** AVAILABLE DATA **
__________________________________________________
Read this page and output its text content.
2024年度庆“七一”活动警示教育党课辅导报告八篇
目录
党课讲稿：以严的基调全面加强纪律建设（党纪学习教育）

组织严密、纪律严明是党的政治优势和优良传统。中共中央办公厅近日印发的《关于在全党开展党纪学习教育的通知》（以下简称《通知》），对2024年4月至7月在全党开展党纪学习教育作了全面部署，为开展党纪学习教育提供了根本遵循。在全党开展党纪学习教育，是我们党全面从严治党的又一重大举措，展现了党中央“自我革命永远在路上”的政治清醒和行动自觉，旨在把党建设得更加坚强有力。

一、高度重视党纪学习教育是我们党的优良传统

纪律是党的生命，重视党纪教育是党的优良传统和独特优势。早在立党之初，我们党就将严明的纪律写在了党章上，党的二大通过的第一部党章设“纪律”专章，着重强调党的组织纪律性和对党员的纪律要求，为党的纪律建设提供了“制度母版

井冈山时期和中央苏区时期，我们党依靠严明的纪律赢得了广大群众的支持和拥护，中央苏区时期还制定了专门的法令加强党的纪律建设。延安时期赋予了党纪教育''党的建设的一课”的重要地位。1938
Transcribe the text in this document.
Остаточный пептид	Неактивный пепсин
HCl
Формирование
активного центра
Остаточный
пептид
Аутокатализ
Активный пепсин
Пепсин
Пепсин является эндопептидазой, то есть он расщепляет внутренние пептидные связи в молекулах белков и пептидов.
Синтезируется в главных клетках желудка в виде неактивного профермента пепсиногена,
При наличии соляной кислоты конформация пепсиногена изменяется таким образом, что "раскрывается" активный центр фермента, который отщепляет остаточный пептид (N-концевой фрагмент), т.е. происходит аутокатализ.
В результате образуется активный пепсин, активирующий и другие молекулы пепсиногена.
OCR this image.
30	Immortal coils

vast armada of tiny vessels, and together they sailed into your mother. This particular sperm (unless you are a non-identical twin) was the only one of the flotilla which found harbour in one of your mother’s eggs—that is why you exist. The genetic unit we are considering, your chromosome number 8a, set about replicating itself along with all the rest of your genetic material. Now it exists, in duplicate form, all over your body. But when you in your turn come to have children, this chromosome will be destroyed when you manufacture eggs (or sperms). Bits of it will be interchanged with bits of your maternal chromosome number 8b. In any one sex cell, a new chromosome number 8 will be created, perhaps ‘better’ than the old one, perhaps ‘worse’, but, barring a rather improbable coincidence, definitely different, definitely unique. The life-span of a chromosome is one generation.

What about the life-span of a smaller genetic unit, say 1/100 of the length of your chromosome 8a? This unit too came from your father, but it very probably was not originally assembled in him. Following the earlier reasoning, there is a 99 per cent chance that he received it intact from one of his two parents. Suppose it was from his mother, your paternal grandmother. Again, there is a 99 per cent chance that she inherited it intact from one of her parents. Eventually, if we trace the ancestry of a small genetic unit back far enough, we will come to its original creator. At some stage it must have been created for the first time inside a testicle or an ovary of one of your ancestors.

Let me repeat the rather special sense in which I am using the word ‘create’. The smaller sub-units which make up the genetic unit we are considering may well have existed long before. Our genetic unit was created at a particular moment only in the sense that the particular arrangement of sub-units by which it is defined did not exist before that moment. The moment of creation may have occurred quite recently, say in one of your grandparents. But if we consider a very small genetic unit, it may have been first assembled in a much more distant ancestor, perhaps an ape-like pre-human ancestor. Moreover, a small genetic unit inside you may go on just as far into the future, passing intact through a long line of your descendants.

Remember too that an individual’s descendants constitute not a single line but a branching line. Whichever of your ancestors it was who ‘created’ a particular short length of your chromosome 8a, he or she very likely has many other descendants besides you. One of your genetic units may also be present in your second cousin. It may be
__________________________________________________
** EXERCISE PROMPT **
Write out every entry again exactly, please, with nothing missing.

** EXERCISE SOLUTION **
Read this page and output its text content.
2024年度庆“七一”活动警示教育党课辅导报告八篇
目录
党课讲稿：以严的基调全面加强纪律建设（党纪学习教育）

组织严密、纪律严明是党的政治优势和优良传统。中共中央办公厅近日印发的《关于在全党开展党纪学习教育的通知》（以下简称《通知》），对2024年4月至7月在全党开展党纪学习教育作了全面部署，为开展党纪学习教育提供了根本遵循。在全党开展党纪学习教育，是我们党全面从严治党的又一重大举措，展现了党中央“自我革命永远在路上”的政治清醒和行动自觉，旨在把党建设得更加坚强有力。

一、高度重视党纪学习教育是我们党的优良传统

纪律是党的生命，重视党纪教育是党的优良传统和独特优势。早在立党之初，我们党就将严明的纪律写在了党章上，党的二大通过的第一部党章设“纪律”专章，着重强调党的组织纪律性和对党员的纪律要求，为党的纪律建设提供了“制度母版

井冈山时期和中央苏区时期，我们党依靠严明的纪律赢得了广大群众的支持和拥护，中央苏区时期还制定了专门的法令加强党的纪律建设。延安时期赋予了党纪教育''党的建设的一课”的重要地位。1938
Transcribe the text in this document.
Остаточный пептид	Неактивный пепсин
HCl
Формирование
активного центра
Остаточный
пептид
Аутокатализ
Активный пепсин
Пепсин
Пепсин является эндопептидазой, то есть он расщепляет внутренние пептидные связи в молекулах белков и пептидов.
Синтезируется в главных клетках желудка в виде неактивного профермента пепсиногена,
При наличии соляной кислоты конформация пепсиногена изменяется таким образом, что "раскрывается" активный центр фермента, который отщепляет остаточный пептид (N-концевой фрагмент), т.е. происходит аутокатализ.
В результате образуется активный пепсин, активирующий и другие молекулы пепсиногена.
OCR this image.
30	Immortal coils

vast armada of tiny vessels, and together they sailed into your mother. This particular sperm (unless you are a non-identical twin) was the only one of the flotilla which found harbour in one of your mother’s eggs—that is why you exist. The genetic unit we are considering, your chromosome number 8a, set about replicating itself along with all the rest of your genetic material. Now it exists, in duplicate form, all over your body. But when you in your turn come to have children, this chromosome will be destroyed when you manufacture eggs (or sperms). Bits of it will be interchanged with bits of your maternal chromosome number 8b. In any one sex cell, a new chromosome number 8 will be created, perhaps ‘better’ than the old one, perhaps ‘worse’, but, barring a rather improbable coincidence, definitely different, definitely unique. The life-span of a chromosome is one generation.

What about the life-span of a smaller genetic unit, say 1/100 of the length of your chromosome 8a? This unit too came from your father, but it very probably was not originally assembled in him. Following the earlier reasoning, there is a 99 per cent chance that he received it intact from one of his two parents. Suppose it was from his mother, your paternal grandmother. Again, there is a 99 per cent chance that she inherited it intact from one of her parents. Eventually, if we trace the ancestry of a small genetic unit back far enough, we will come to its original creator. At some stage it must have been created for the first time inside a testicle or an ovary of one of your ancestors.

Let me repeat the rather special sense in which I am using the word ‘create’. The smaller sub-units which make up the genetic unit we are considering may well have existed long before. Our genetic unit was created at a particular moment only in the sense that the particular arrangement of sub-units by which it is defined did not exist before that moment. The moment of creation may have occurred quite recently, say in one of your grandparents. But if we consider a very small genetic unit, it may have been first assembled in a much more distant ancestor, perhaps an ape-like pre-human ancestor. Moreover, a small genetic unit inside you may go on just as far into the future, passing intact through a long line of your descendants.

Remember too that an individual’s descendants constitute not a single line but a branching line. Whichever of your ancestors it was who ‘created’ a particular short length of your chromosome 8a, he or she very likely has many other descendants besides you. One of your genetic units may also be present in your second cousin. It may be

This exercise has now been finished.